INSTRUCTION: Make an exact copy of the entries below.

SUPPLIED DATA:

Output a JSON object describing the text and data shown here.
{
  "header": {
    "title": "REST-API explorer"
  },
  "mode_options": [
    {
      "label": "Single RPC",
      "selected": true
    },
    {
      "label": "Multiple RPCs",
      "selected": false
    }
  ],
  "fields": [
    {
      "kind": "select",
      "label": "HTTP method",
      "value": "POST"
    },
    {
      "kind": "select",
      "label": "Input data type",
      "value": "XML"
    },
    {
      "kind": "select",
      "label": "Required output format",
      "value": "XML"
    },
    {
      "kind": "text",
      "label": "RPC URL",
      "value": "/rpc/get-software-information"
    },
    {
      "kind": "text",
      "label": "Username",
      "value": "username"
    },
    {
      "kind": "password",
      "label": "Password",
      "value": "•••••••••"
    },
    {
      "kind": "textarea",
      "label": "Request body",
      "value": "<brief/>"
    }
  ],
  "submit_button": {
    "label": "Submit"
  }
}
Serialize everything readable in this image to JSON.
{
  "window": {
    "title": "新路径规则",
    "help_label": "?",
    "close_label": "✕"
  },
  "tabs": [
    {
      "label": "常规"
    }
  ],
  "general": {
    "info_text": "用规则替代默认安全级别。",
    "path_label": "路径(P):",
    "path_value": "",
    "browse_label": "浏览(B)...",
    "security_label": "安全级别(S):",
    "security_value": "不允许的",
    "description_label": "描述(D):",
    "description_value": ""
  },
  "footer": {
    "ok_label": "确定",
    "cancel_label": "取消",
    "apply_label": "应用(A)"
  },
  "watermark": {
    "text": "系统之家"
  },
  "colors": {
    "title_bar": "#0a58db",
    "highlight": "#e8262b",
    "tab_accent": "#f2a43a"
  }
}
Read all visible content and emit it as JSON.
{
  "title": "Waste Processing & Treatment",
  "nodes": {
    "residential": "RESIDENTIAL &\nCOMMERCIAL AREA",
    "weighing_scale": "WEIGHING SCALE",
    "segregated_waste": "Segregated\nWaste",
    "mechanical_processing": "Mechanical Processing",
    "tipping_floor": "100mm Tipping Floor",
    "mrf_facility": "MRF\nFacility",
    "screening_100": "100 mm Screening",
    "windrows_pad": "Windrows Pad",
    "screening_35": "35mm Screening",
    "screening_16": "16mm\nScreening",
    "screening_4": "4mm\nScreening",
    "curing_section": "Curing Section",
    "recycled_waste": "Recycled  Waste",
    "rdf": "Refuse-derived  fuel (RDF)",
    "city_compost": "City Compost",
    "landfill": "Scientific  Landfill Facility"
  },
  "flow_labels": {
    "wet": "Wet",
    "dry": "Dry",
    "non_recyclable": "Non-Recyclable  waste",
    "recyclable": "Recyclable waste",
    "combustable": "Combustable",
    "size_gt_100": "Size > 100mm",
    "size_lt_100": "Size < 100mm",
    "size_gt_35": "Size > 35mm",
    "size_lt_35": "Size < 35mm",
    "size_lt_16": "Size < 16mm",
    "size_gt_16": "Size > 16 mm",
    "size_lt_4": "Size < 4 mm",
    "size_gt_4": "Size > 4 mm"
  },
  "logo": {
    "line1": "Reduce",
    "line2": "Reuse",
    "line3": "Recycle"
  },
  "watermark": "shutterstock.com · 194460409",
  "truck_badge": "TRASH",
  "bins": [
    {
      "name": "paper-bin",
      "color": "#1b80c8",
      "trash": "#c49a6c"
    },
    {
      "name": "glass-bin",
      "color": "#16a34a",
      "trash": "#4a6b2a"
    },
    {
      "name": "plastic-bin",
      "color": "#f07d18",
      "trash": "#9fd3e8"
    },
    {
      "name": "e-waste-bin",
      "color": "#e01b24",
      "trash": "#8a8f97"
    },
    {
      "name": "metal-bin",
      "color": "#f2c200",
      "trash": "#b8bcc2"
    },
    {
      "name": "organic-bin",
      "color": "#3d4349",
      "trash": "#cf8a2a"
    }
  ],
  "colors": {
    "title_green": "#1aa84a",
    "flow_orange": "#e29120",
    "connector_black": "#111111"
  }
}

SOLUTION TO THIS TASK:
Output a JSON object describing the text and data shown here.
{
  "header": {
    "title": "REST-API explorer"
  },
  "mode_options": [
    {
      "label": "Single RPC",
      "selected": true
    },
    {
      "label": "Multiple RPCs",
      "selected": false
    }
  ],
  "fields": [
    {
      "kind": "select",
      "label": "HTTP method",
      "value": "POST"
    },
    {
      "kind": "select",
      "label": "Input data type",
      "value": "XML"
    },
    {
      "kind": "select",
      "label": "Required output format",
      "value": "XML"
    },
    {
      "kind": "text",
      "label": "RPC URL",
      "value": "/rpc/get-software-information"
    },
    {
      "kind": "text",
      "label": "Username",
      "value": "username"
    },
    {
      "kind": "password",
      "label": "Password",
      "value": "•••••••••"
    },
    {
      "kind": "textarea",
      "label": "Request body",
      "value": "<brief/>"
    }
  ],
  "submit_button": {
    "label": "Submit"
  }
}
Serialize everything readable in this image to JSON.
{
  "window": {
    "title": "新路径规则",
    "help_label": "?",
    "close_label": "✕"
  },
  "tabs": [
    {
      "label": "常规"
    }
  ],
  "general": {
    "info_text": "用规则替代默认安全级别。",
    "path_label": "路径(P):",
    "path_value": "",
    "browse_label": "浏览(B)...",
    "security_label": "安全级别(S):",
    "security_value": "不允许的",
    "description_label": "描述(D):",
    "description_value": ""
  },
  "footer": {
    "ok_label": "确定",
    "cancel_label": "取消",
    "apply_label": "应用(A)"
  },
  "watermark": {
    "text": "系统之家"
  },
  "colors": {
    "title_bar": "#0a58db",
    "highlight": "#e8262b",
    "tab_accent": "#f2a43a"
  }
}
Read all visible content and emit it as JSON.
{
  "title": "Waste Processing & Treatment",
  "nodes": {
    "residential": "RESIDENTIAL &\nCOMMERCIAL AREA",
    "weighing_scale": "WEIGHING SCALE",
    "segregated_waste": "Segregated\nWaste",
    "mechanical_processing": "Mechanical Processing",
    "tipping_floor": "100mm Tipping Floor",
    "mrf_facility": "MRF\nFacility",
    "screening_100": "100 mm Screening",
    "windrows_pad": "Windrows Pad",
    "screening_35": "35mm Screening",
    "screening_16": "16mm\nScreening",
    "screening_4": "4mm\nScreening",
    "curing_section": "Curing Section",
    "recycled_waste": "Recycled  Waste",
    "rdf": "Refuse-derived  fuel (RDF)",
    "city_compost": "City Compost",
    "landfill": "Scientific  Landfill Facility"
  },
  "flow_labels": {
    "wet": "Wet",
    "dry": "Dry",
    "non_recyclable": "Non-Recyclable  waste",
    "recyclable": "Recyclable waste",
    "combustable": "Combustable",
    "size_gt_100": "Size > 100mm",
    "size_lt_100": "Size < 100mm",
    "size_gt_35": "Size > 35mm",
    "size_lt_35": "Size < 35mm",
    "size_lt_16": "Size < 16mm",
    "size_gt_16": "Size > 16 mm",
    "size_lt_4": "Size < 4 mm",
    "size_gt_4": "Size > 4 mm"
  },
  "logo": {
    "line1": "Reduce",
    "line2": "Reuse",
    "line3": "Recycle"
  },
  "watermark": "shutterstock.com · 194460409",
  "truck_badge": "TRASH",
  "bins": [
    {
      "name": "paper-bin",
      "color": "#1b80c8",
      "trash": "#c49a6c"
    },
    {
      "name": "glass-bin",
      "color": "#16a34a",
      "trash": "#4a6b2a"
    },
    {
      "name": "plastic-bin",
      "color": "#f07d18",
      "trash": "#9fd3e8"
    },
    {
      "name": "e-waste-bin",
      "color": "#e01b24",
      "trash": "#8a8f97"
    },
    {
      "name": "metal-bin",
      "color": "#f2c200",
      "trash": "#b8bcc2"
    },
    {
      "name": "organic-bin",
      "color": "#3d4349",
      "trash": "#cf8a2a"
    }
  ],
  "colors": {
    "title_green": "#1aa84a",
    "flow_orange": "#e29120",
    "connector_black": "#111111"
  }
}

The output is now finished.